● **SHORT EXERCISE**:
Determine how many lines hold "потрібно" and give only that number.

● **Source records**:
★ ★ ★ ★

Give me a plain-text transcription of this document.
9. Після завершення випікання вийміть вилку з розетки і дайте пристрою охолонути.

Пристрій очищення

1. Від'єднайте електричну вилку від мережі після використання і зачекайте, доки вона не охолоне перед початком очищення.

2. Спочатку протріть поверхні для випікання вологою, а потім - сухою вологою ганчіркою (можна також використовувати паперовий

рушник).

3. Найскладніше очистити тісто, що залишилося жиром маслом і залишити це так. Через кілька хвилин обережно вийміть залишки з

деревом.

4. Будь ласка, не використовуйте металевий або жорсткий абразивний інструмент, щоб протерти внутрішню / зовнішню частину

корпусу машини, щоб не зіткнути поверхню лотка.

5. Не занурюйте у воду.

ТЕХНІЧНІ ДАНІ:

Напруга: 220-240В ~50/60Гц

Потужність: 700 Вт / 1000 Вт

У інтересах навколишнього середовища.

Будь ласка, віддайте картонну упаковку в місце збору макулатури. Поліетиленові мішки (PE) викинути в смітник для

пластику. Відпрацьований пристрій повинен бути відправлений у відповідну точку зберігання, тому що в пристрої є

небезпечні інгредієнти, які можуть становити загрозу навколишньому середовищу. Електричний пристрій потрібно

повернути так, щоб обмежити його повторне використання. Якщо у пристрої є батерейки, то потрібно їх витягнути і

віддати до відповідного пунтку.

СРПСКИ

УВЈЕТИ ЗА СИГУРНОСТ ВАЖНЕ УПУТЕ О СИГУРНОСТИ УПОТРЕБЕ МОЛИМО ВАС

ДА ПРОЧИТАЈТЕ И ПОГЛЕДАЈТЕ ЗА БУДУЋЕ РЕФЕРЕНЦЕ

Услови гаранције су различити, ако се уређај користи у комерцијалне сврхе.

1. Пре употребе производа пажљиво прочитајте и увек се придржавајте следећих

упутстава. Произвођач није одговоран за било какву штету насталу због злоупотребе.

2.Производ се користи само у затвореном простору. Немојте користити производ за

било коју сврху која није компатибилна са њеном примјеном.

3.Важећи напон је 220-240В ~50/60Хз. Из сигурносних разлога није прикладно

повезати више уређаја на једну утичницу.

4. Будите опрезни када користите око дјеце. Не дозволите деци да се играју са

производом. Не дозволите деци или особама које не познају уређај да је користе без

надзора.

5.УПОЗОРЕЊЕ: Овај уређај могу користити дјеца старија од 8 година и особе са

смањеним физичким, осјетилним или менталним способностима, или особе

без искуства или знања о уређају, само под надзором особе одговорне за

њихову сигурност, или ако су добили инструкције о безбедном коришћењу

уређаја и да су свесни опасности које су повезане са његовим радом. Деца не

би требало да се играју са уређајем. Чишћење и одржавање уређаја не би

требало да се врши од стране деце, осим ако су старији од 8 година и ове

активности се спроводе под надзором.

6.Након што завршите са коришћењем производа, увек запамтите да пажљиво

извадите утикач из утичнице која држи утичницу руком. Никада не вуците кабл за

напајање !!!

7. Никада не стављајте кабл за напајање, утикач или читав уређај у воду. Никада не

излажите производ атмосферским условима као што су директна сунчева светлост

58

★ ★ ★ ★

● **ANSWER TO THE TASK**:
2